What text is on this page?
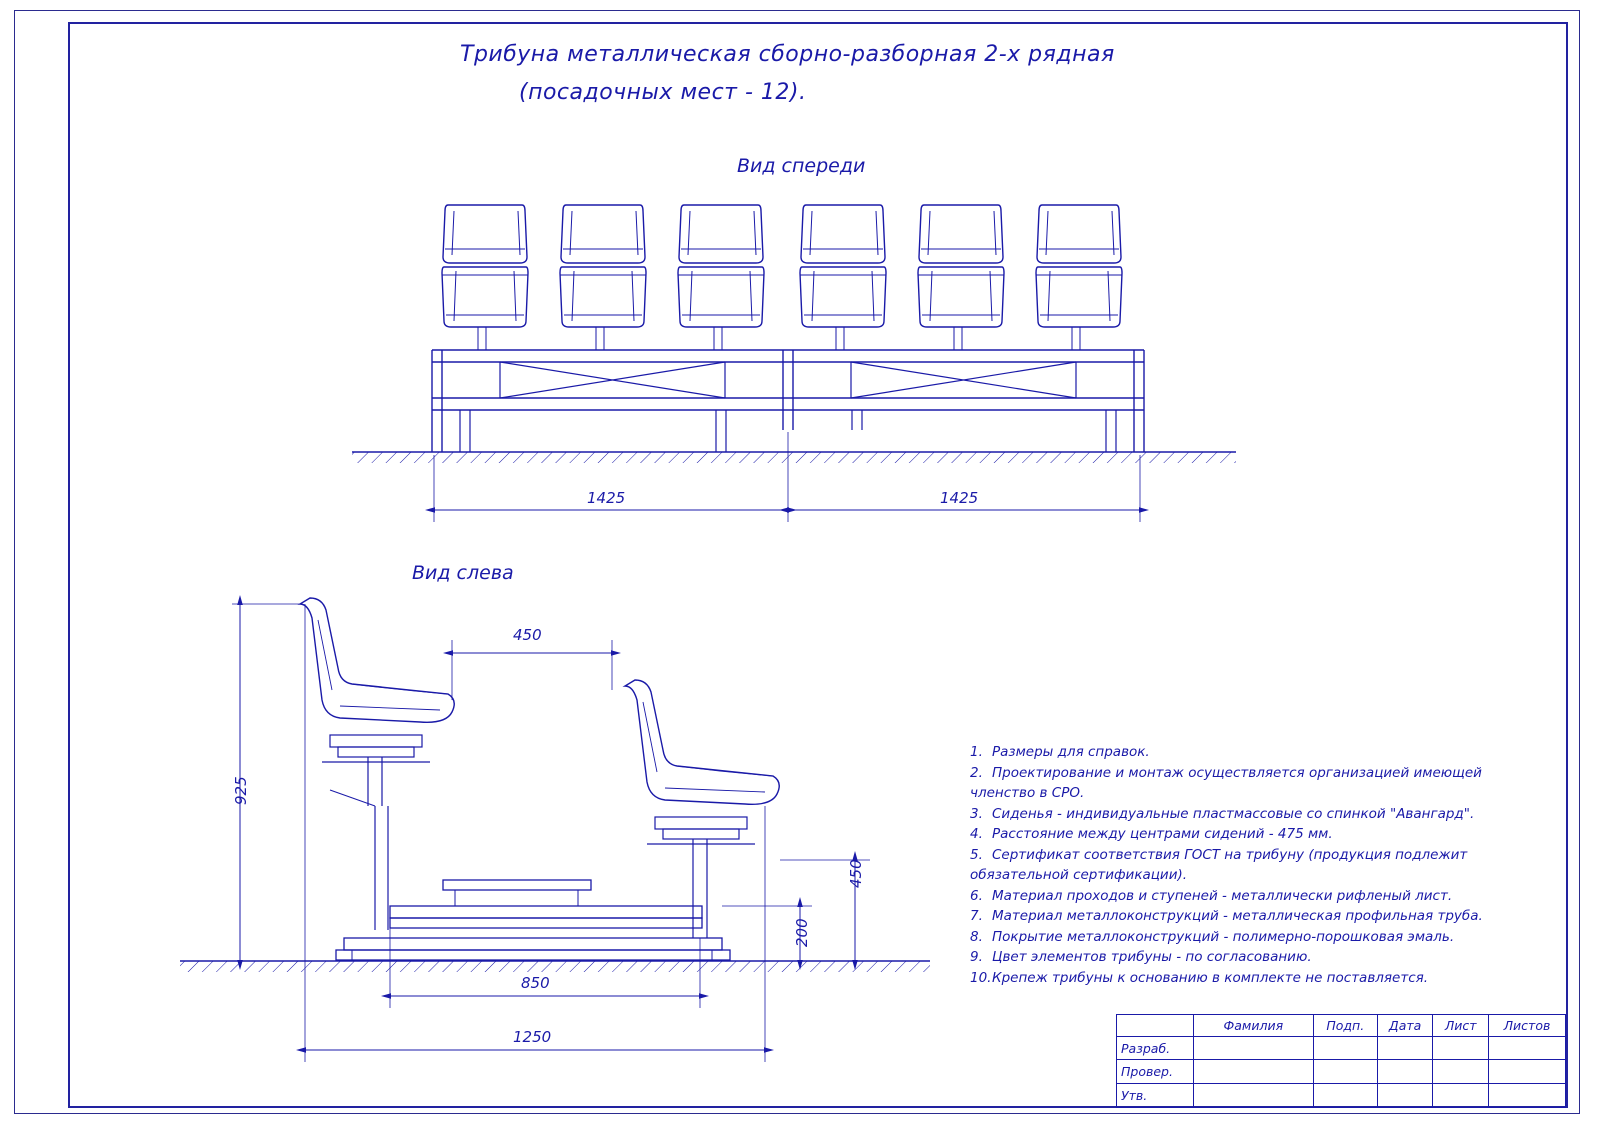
Трибуна металлическая сборно-разборная 2-х рядная
(посадочных мест - 12).
Вид спереди
Вид слева
1425	1425
450
925
450
200
850
1250
1. Размеры для справок.
2. Проектирование и монтаж осуществляется организацией имеющей членство в СРО.
3. Сиденья - индивидуальные пластмассовые со спинкой "Авангард".
4. Расстояние между центрами сидений - 475 мм.
5. Сертификат соответствия ГОСТ на трибуну (продукция подлежит обязательной сертификации).
6. Материал проходов и ступеней - металлически рифленый лист.
7. Материал металлоконструкций - металлическая профильная труба.
8. Покрытие металлоконструкций - полимерно-порошковая эмаль.
9. Цвет элементов трибуны - по согласованию.
10.Крепеж трибуны к основанию в комплекте не поставляется.
	Фамилия	Подп.	Дата	Лист	Листов
Разраб.					
Провер.					
Утв.					
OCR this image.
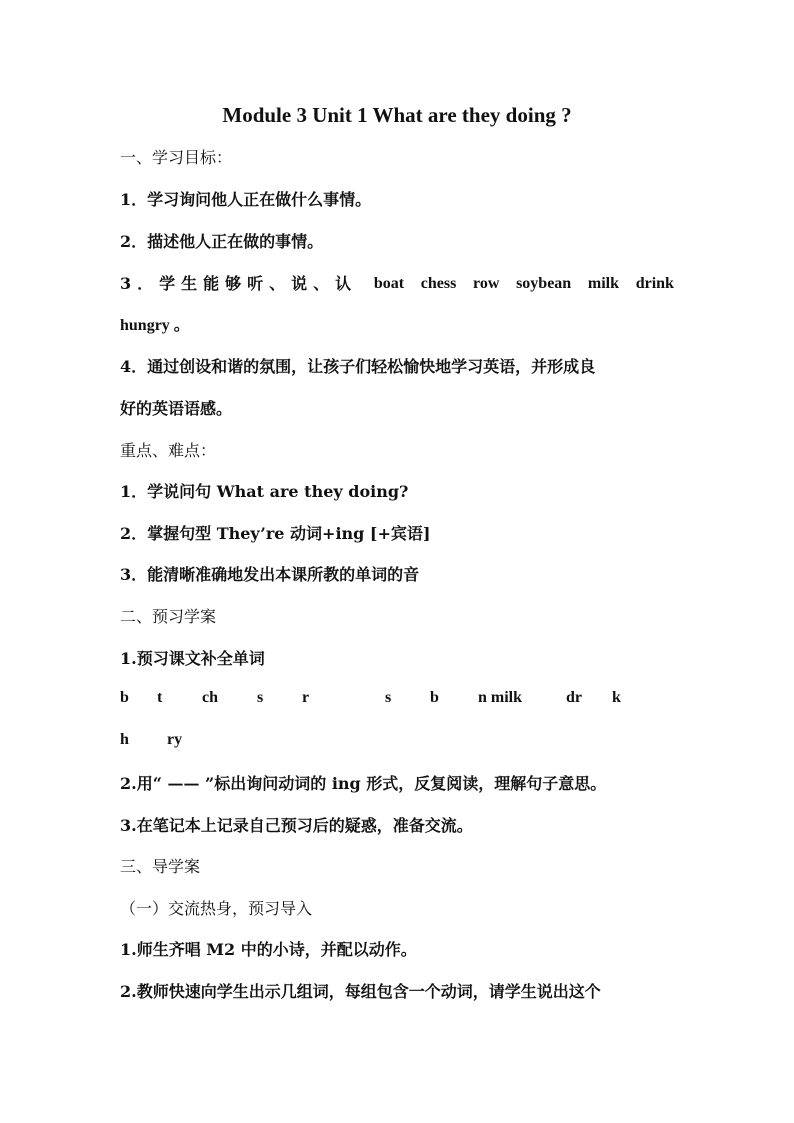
Module 3 Unit 1 What are they doing ?
一、学习目标：
1．学习询问他人正在做什么事情。
2．描述他人正在做的事情。
3．学生能够听、说、认 boat chess row soybean milk drink
hungry 。
4．通过创设和谐的氛围，让孩子们轻松愉快地学习英语，并形成良
好的英语语感。
重点、难点：
1．学说问句 What are they doing?
2．掌握句型 They’re 动词+ing [+宾语]
3．能清晰准确地发出本课所教的单词的音
二、预习学案
1.预习课文补全单词
b t ch s r	s b n milk	dr k
h ry
2.用“ —— ”标出询问动词的 ing 形式，反复阅读，理解句子意思。
3.在笔记本上记录自己预习后的疑惑，准备交流。
三、导学案
（一）交流热身，预习导入
1.师生齐唱 M2 中的小诗，并配以动作。
2.教师快速向学生出示几组词，每组包含一个动词，请学生说出这个
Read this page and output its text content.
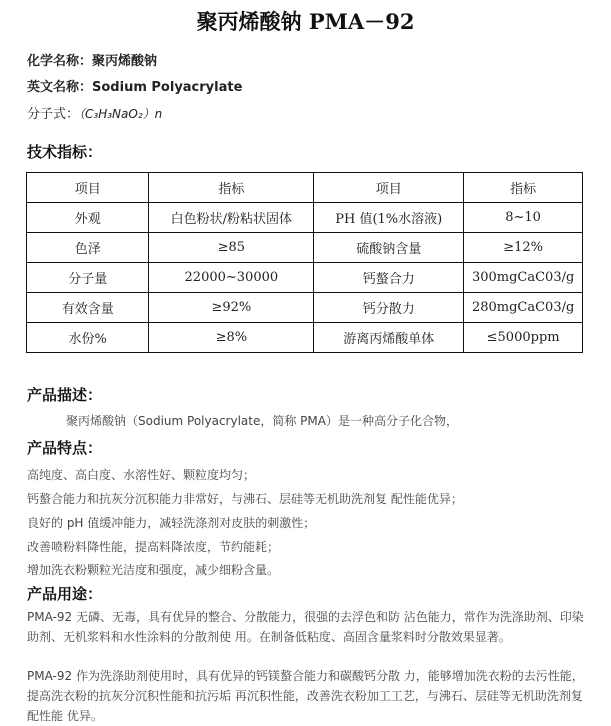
聚丙烯酸钠 PMA－92
化学名称：聚丙烯酸钠
英文名称：Sodium Polyacrylate
分子式：（C₃H₃NaO₂）n
技术指标：
项目	指标	项目	指标
外观	白色粉状/粉粘状固体	PH 值(1%水溶液)	8~10
色泽	≥85	硫酸钠含量	≥12%
分子量	22000~30000	钙螯合力	300mgCaC03/g
有效含量	≥92%	钙分散力	280mgCaC03/g
水份%	≥8%	游离丙烯酸单体	≤5000ppm
产品描述：
聚丙烯酸钠（Sodium Polyacrylate，简称 PMA）是一种高分子化合物，
产品特点：
高纯度、高白度、水溶性好、颗粒度均匀；
钙螯合能力和抗灰分沉积能力非常好，与沸石、层硅等无机助洗剂复 配性能优异；
良好的 pH 值缓冲能力，减轻洗涤剂对皮肤的刺激性；
改善喷粉料降性能，提高料降浓度，节约能耗；
增加洗衣粉颗粒光洁度和强度，减少细粉含量。
产品用途：
PMA-92 无磷、无毒，具有优异的整合、分散能力，很强的去浮色和防 沾色能力，常作为洗涤助剂、印染助剂、无机浆料和水性涂料的分散剂使 用。在制备低粘度、高固含量浆料时分散效果显著。
PMA-92 作为洗涤助剂使用时，具有优异的钙镁螯合能力和碳酸钙分散 力，能够增加洗衣粉的去污性能，提高洗衣粉的抗灰分沉积性能和抗污垢 再沉积性能，改善洗衣粉加工工艺，与沸石、层硅等无机助洗剂复配性能 优异。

◇ ◇ ◇ ◇ ◇

Word for word, quote the lines above. Omit the pictures.

Solution for this task:
What text is on this page?
Трибуна металлическая сборно-разборная 2-х рядная
(посадочных мест - 12).
Вид спереди
Вид слева
1425	1425
450
925
450
200
850
1250
1. Размеры для справок.
2. Проектирование и монтаж осуществляется организацией имеющей членство в СРО.
3. Сиденья - индивидуальные пластмассовые со спинкой "Авангард".
4. Расстояние между центрами сидений - 475 мм.
5. Сертификат соответствия ГОСТ на трибуну (продукция подлежит обязательной сертификации).
6. Материал проходов и ступеней - металлически рифленый лист.
7. Материал металлоконструкций - металлическая профильная труба.
8. Покрытие металлоконструкций - полимерно-порошковая эмаль.
9. Цвет элементов трибуны - по согласованию.
10.Крепеж трибуны к основанию в комплекте не поставляется.
	Фамилия	Подп.	Дата	Лист	Листов
Разраб.					
Провер.					
Утв.					
OCR this image.
Module 3 Unit 1 What are they doing ?
一、学习目标：
1．学习询问他人正在做什么事情。
2．描述他人正在做的事情。
3．学生能够听、说、认 boat chess row soybean milk drink
hungry 。
4．通过创设和谐的氛围，让孩子们轻松愉快地学习英语，并形成良
好的英语语感。
重点、难点：
1．学说问句 What are they doing?
2．掌握句型 They’re 动词+ing [+宾语]
3．能清晰准确地发出本课所教的单词的音
二、预习学案
1.预习课文补全单词
b t ch s r	s b n milk	dr k
h ry
2.用“ —— ”标出询问动词的 ing 形式，反复阅读，理解句子意思。
3.在笔记本上记录自己预习后的疑惑，准备交流。
三、导学案
（一）交流热身，预习导入
1.师生齐唱 M2 中的小诗，并配以动作。
2.教师快速向学生出示几组词，每组包含一个动词，请学生说出这个
Read this page and output its text content.
聚丙烯酸钠 PMA－92
化学名称：聚丙烯酸钠
英文名称：Sodium Polyacrylate
分子式：（C₃H₃NaO₂）n
技术指标：
项目	指标	项目	指标
外观	白色粉状/粉粘状固体	PH 值(1%水溶液)	8~10
色泽	≥85	硫酸钠含量	≥12%
分子量	22000~30000	钙螯合力	300mgCaC03/g
有效含量	≥92%	钙分散力	280mgCaC03/g
水份%	≥8%	游离丙烯酸单体	≤5000ppm
产品描述：
聚丙烯酸钠（Sodium Polyacrylate，简称 PMA）是一种高分子化合物，
产品特点：
高纯度、高白度、水溶性好、颗粒度均匀；
钙螯合能力和抗灰分沉积能力非常好，与沸石、层硅等无机助洗剂复 配性能优异；
良好的 pH 值缓冲能力，减轻洗涤剂对皮肤的刺激性；
改善喷粉料降性能，提高料降浓度，节约能耗；
增加洗衣粉颗粒光洁度和强度，减少细粉含量。
产品用途：
PMA-92 无磷、无毒，具有优异的整合、分散能力，很强的去浮色和防 沾色能力，常作为洗涤助剂、印染助剂、无机浆料和水性涂料的分散剂使 用。在制备低粘度、高固含量浆料时分散效果显著。
PMA-92 作为洗涤助剂使用时，具有优异的钙镁螯合能力和碳酸钙分散 力，能够增加洗衣粉的去污性能，提高洗衣粉的抗灰分沉积性能和抗污垢 再沉积性能，改善洗衣粉加工工艺，与沸石、层硅等无机助洗剂复配性能 优异。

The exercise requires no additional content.